## DATA ROWS
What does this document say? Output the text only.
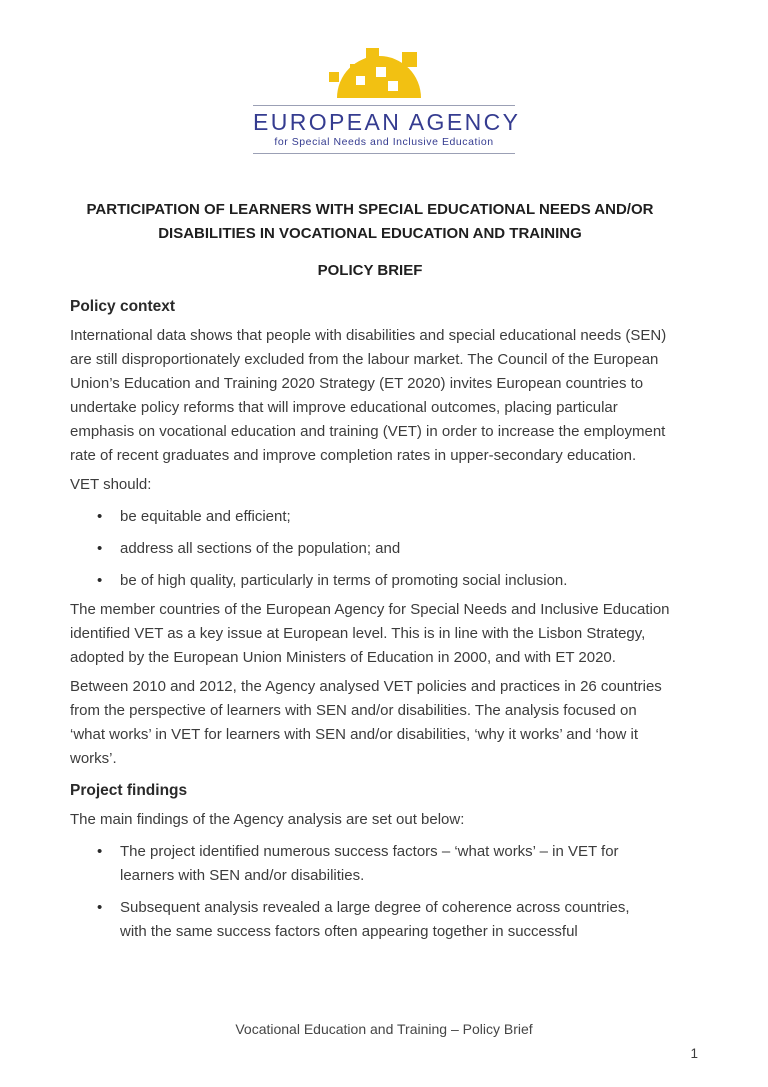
EUROPEAN AGENCY
for Special Needs and Inclusive Education
PARTICIPATION OF LEARNERS WITH SPECIAL EDUCATIONAL NEEDS AND/OR
DISABILITIES IN VOCATIONAL EDUCATION AND TRAINING
POLICY BRIEF
Policy context

International data shows that people with disabilities and special educational needs (SEN) are still disproportionately excluded from the labour market. The Council of the European Union’s Education and Training 2020 Strategy (ET 2020) invites European countries to undertake policy reforms that will improve educational outcomes, placing particular emphasis on vocational education and training (VET) in order to increase the employment rate of recent graduates and improve completion rates in upper-secondary education.

VET should:

•
be equitable and efficient;
•
address all sections of the population; and
•
be of high quality, particularly in terms of promoting social inclusion.

The member countries of the European Agency for Special Needs and Inclusive Education identified VET as a key issue at European level. This is in line with the Lisbon Strategy, adopted by the European Union Ministers of Education in 2000, and with ET 2020.

Between 2010 and 2012, the Agency analysed VET policies and practices in 26 countries from the perspective of learners with SEN and/or disabilities. The analysis focused on ‘what works’ in VET for learners with SEN and/or disabilities, ‘why it works’ and ‘how it works’.

Project findings

The main findings of the Agency analysis are set out below:

•
The project identified numerous success factors – ‘what works’ – in VET for learners with SEN and/or disabilities.
•
Subsequent analysis revealed a large degree of coherence across countries, with the same success factors often appearing together in successful
Vocational Education and Training – Policy Brief
1
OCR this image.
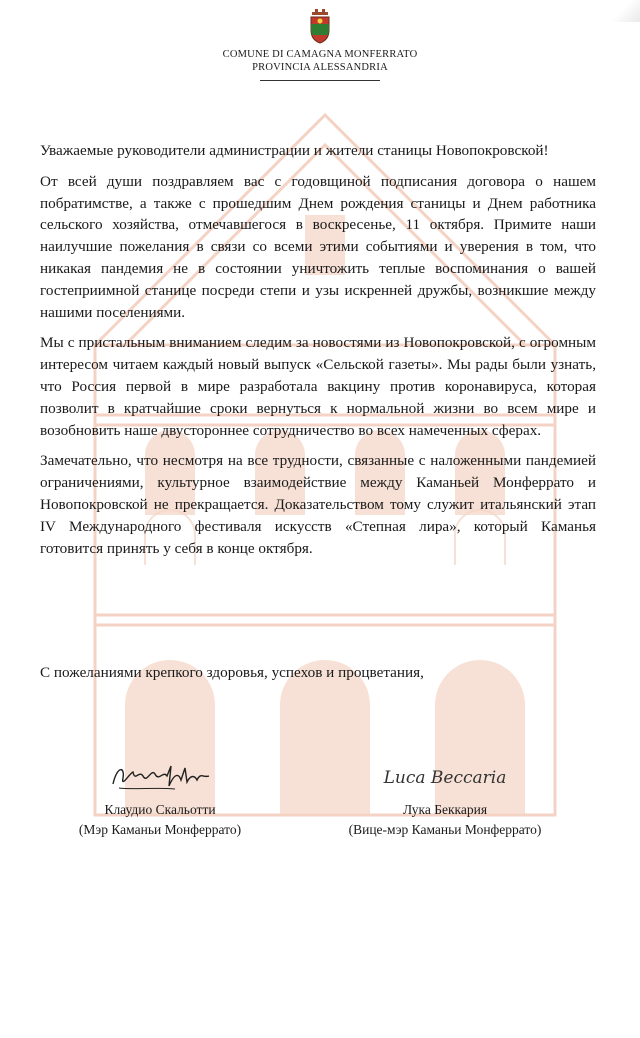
COMUNE DI CAMAGNA MONFERRATO
PROVINCIA ALESSANDRIA

Уважаемые руководители администрации и жители станицы Новопокровской!

От всей души поздравляем вас с годовщиной подписания договора о нашем побратимстве, а также с прошедшим Днем рождения станицы и Днем работника сельского хозяйства, отмечавшегося в воскресенье, 11 октября. Примите наши наилучшие пожелания в связи со всеми этими событиями и уверения в том, что никакая пандемия не в состоянии уничтожить теплые воспоминания о вашей гостеприимной станице посреди степи и узы искренней дружбы, возникшие между нашими поселениями.

Мы с пристальным вниманием следим за новостями из Новопокровской, с огромным интересом читаем каждый новый выпуск «Сельской газеты». Мы рады были узнать, что Россия первой в мире разработала вакцину против коронавируса, которая позволит в кратчайшие сроки вернуться к нормальной жизни во всем мире и возобновить наше двустороннее сотрудничество во всех намеченных сферах.

Замечательно, что несмотря на все трудности, связанные с наложенными пандемией ограничениями, культурное взаимодействие между Каманьей Монферрато и Новопокровской не прекращается. Доказательством тому служит итальянский этап IV Международного фестиваля искусств «Степная лира», который Каманья готовится принять у себя в конце октября.

С пожеланиями крепкого здоровья, успехов и процветания,
Клаудио Скальотти
(Мэр Каманьи Монферрато)
Luca Beccaria
Лука Беккария
(Вице-мэр Каманьи Монферрато)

## OBJECTIVE
All of the material above should be reproduced exactly, except the pictures.

## TASK OUTPUT
What does this document say? Output the text only.
EUROPEAN AGENCY
for Special Needs and Inclusive Education
PARTICIPATION OF LEARNERS WITH SPECIAL EDUCATIONAL NEEDS AND/OR
DISABILITIES IN VOCATIONAL EDUCATION AND TRAINING
POLICY BRIEF
Policy context

International data shows that people with disabilities and special educational needs (SEN) are still disproportionately excluded from the labour market. The Council of the European Union’s Education and Training 2020 Strategy (ET 2020) invites European countries to undertake policy reforms that will improve educational outcomes, placing particular emphasis on vocational education and training (VET) in order to increase the employment rate of recent graduates and improve completion rates in upper-secondary education.

VET should:

•
be equitable and efficient;
•
address all sections of the population; and
•
be of high quality, particularly in terms of promoting social inclusion.

The member countries of the European Agency for Special Needs and Inclusive Education identified VET as a key issue at European level. This is in line with the Lisbon Strategy, adopted by the European Union Ministers of Education in 2000, and with ET 2020.

Between 2010 and 2012, the Agency analysed VET policies and practices in 26 countries from the perspective of learners with SEN and/or disabilities. The analysis focused on ‘what works’ in VET for learners with SEN and/or disabilities, ‘why it works’ and ‘how it works’.

Project findings

The main findings of the Agency analysis are set out below:

•
The project identified numerous success factors – ‘what works’ – in VET for learners with SEN and/or disabilities.
•
Subsequent analysis revealed a large degree of coherence across countries, with the same success factors often appearing together in successful
Vocational Education and Training – Policy Brief
1
OCR this image.
COMUNE DI CAMAGNA MONFERRATO
PROVINCIA ALESSANDRIA

Уважаемые руководители администрации и жители станицы Новопокровской!

От всей души поздравляем вас с годовщиной подписания договора о нашем побратимстве, а также с прошедшим Днем рождения станицы и Днем работника сельского хозяйства, отмечавшегося в воскресенье, 11 октября. Примите наши наилучшие пожелания в связи со всеми этими событиями и уверения в том, что никакая пандемия не в состоянии уничтожить теплые воспоминания о вашей гостеприимной станице посреди степи и узы искренней дружбы, возникшие между нашими поселениями.

Мы с пристальным вниманием следим за новостями из Новопокровской, с огромным интересом читаем каждый новый выпуск «Сельской газеты». Мы рады были узнать, что Россия первой в мире разработала вакцину против коронавируса, которая позволит в кратчайшие сроки вернуться к нормальной жизни во всем мире и возобновить наше двустороннее сотрудничество во всех намеченных сферах.

Замечательно, что несмотря на все трудности, связанные с наложенными пандемией ограничениями, культурное взаимодействие между Каманьей Монферрато и Новопокровской не прекращается. Доказательством тому служит итальянский этап IV Международного фестиваля искусств «Степная лира», который Каманья готовится принять у себя в конце октября.

С пожеланиями крепкого здоровья, успехов и процветания,
Клаудио Скальотти
(Мэр Каманьи Монферрато)
Luca Beccaria
Лука Беккария
(Вице-мэр Каманьи Монферрато)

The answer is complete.